* TASK STATEMENT *
Below are the records; reproduce all of them exactly but without any images.
++++ PROVIDED DATA ++++
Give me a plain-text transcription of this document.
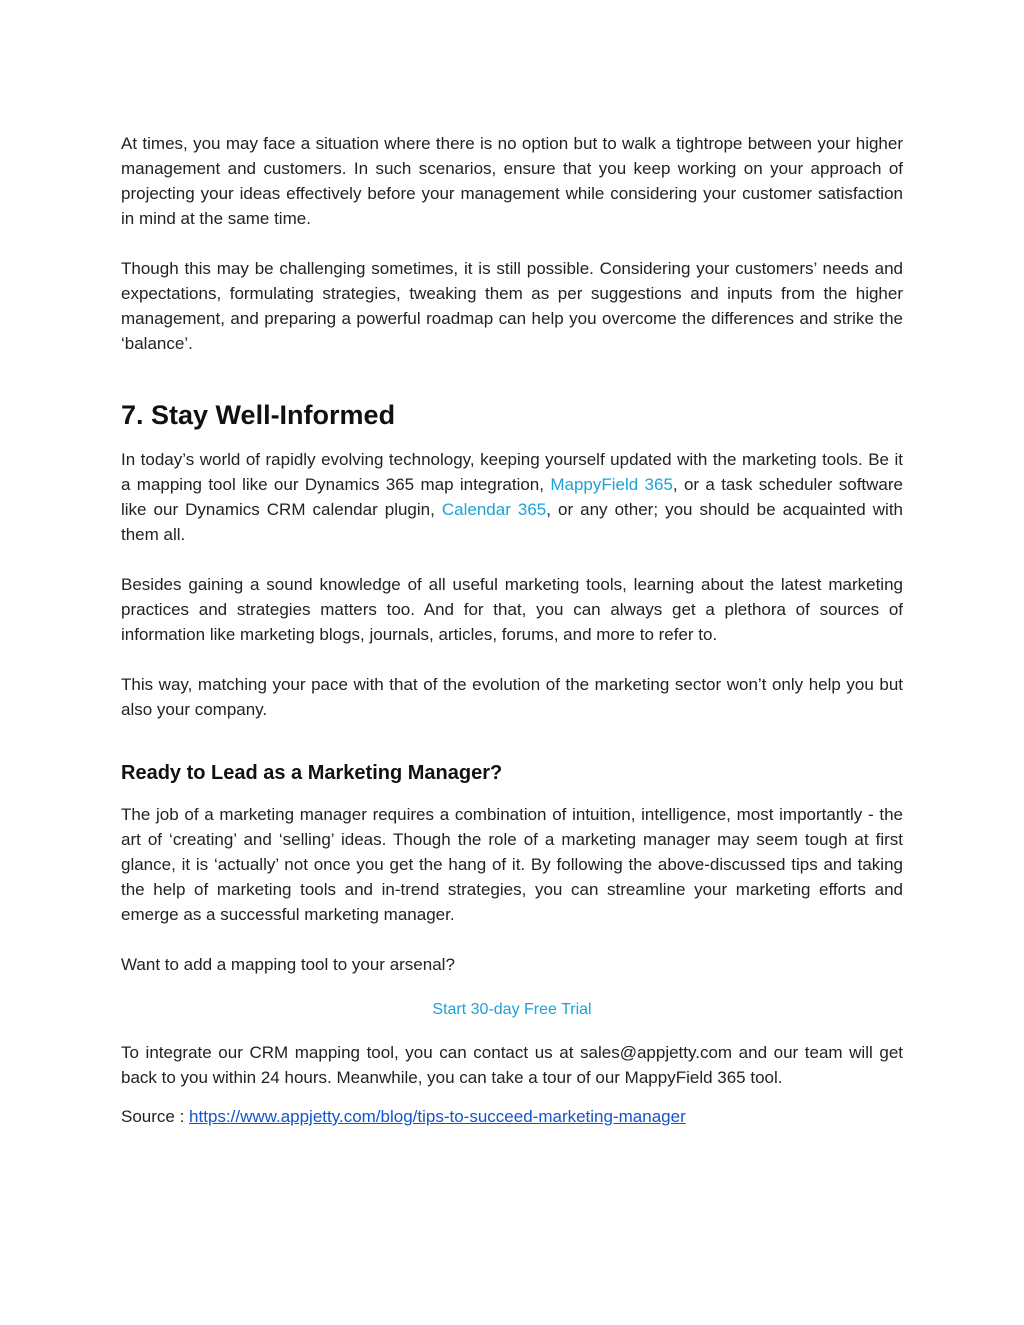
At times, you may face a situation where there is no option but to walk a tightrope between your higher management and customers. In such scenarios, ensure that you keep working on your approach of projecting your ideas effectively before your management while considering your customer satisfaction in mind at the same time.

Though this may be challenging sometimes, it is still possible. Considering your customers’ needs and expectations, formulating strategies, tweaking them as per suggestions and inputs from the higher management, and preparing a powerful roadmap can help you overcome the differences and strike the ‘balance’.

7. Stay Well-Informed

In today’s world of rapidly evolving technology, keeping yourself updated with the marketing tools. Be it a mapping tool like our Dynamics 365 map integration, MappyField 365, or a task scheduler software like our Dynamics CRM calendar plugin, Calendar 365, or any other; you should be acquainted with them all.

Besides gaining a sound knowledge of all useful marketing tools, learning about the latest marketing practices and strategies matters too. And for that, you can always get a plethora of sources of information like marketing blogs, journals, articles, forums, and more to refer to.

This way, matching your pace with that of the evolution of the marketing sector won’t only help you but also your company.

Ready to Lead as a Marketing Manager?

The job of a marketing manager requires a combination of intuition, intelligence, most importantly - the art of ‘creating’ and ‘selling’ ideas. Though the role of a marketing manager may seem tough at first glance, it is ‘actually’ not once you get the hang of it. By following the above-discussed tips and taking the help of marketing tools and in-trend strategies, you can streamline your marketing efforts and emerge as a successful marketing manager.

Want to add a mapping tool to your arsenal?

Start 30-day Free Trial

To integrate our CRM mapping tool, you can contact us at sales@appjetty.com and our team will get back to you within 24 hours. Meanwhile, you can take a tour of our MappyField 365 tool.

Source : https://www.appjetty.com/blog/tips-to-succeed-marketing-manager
++++
* ANSWER BELOW *
Give me a plain-text transcription of this document.
At times, you may face a situation where there is no option but to walk a tightrope between your higher management and customers. In such scenarios, ensure that you keep working on your approach of projecting your ideas effectively before your management while considering your customer satisfaction in mind at the same time.

Though this may be challenging sometimes, it is still possible. Considering your customers’ needs and expectations, formulating strategies, tweaking them as per suggestions and inputs from the higher management, and preparing a powerful roadmap can help you overcome the differences and strike the ‘balance’.

7. Stay Well-Informed

In today’s world of rapidly evolving technology, keeping yourself updated with the marketing tools. Be it a mapping tool like our Dynamics 365 map integration, MappyField 365, or a task scheduler software like our Dynamics CRM calendar plugin, Calendar 365, or any other; you should be acquainted with them all.

Besides gaining a sound knowledge of all useful marketing tools, learning about the latest marketing practices and strategies matters too. And for that, you can always get a plethora of sources of information like marketing blogs, journals, articles, forums, and more to refer to.

This way, matching your pace with that of the evolution of the marketing sector won’t only help you but also your company.

Ready to Lead as a Marketing Manager?

The job of a marketing manager requires a combination of intuition, intelligence, most importantly - the art of ‘creating’ and ‘selling’ ideas. Though the role of a marketing manager may seem tough at first glance, it is ‘actually’ not once you get the hang of it. By following the above-discussed tips and taking the help of marketing tools and in-trend strategies, you can streamline your marketing efforts and emerge as a successful marketing manager.

Want to add a mapping tool to your arsenal?

Start 30-day Free Trial

To integrate our CRM mapping tool, you can contact us at sales@appjetty.com and our team will get back to you within 24 hours. Meanwhile, you can take a tour of our MappyField 365 tool.

Source : https://www.appjetty.com/blog/tips-to-succeed-marketing-manager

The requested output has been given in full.